=== ITEMS ===
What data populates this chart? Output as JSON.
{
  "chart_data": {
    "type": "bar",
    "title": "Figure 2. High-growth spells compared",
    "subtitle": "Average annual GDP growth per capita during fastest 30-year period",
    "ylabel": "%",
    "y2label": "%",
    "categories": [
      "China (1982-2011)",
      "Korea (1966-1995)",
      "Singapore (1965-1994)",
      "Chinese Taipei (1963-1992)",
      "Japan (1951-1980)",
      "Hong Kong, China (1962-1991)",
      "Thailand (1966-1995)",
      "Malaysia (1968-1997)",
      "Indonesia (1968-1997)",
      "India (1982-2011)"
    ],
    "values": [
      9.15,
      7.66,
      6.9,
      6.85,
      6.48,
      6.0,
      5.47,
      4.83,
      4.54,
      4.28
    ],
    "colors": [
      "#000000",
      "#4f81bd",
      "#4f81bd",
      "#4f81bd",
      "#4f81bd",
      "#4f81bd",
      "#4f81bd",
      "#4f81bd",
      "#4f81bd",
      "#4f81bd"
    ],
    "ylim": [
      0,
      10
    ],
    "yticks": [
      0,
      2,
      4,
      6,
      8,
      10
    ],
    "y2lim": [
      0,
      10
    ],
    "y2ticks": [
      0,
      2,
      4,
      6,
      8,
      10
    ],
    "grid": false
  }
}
===
STATED GOAL: Repeat the data above, word for word.

REPLY TO THE TASK:
What data populates this chart? Output as JSON.
{
  "chart_data": {
    "type": "bar",
    "title": "Figure 2. High-growth spells compared",
    "subtitle": "Average annual GDP growth per capita during fastest 30-year period",
    "ylabel": "%",
    "y2label": "%",
    "categories": [
      "China (1982-2011)",
      "Korea (1966-1995)",
      "Singapore (1965-1994)",
      "Chinese Taipei (1963-1992)",
      "Japan (1951-1980)",
      "Hong Kong, China (1962-1991)",
      "Thailand (1966-1995)",
      "Malaysia (1968-1997)",
      "Indonesia (1968-1997)",
      "India (1982-2011)"
    ],
    "values": [
      9.15,
      7.66,
      6.9,
      6.85,
      6.48,
      6.0,
      5.47,
      4.83,
      4.54,
      4.28
    ],
    "colors": [
      "#000000",
      "#4f81bd",
      "#4f81bd",
      "#4f81bd",
      "#4f81bd",
      "#4f81bd",
      "#4f81bd",
      "#4f81bd",
      "#4f81bd",
      "#4f81bd"
    ],
    "ylim": [
      0,
      10
    ],
    "yticks": [
      0,
      2,
      4,
      6,
      8,
      10
    ],
    "y2lim": [
      0,
      10
    ],
    "y2ticks": [
      0,
      2,
      4,
      6,
      8,
      10
    ],
    "grid": false
  }
}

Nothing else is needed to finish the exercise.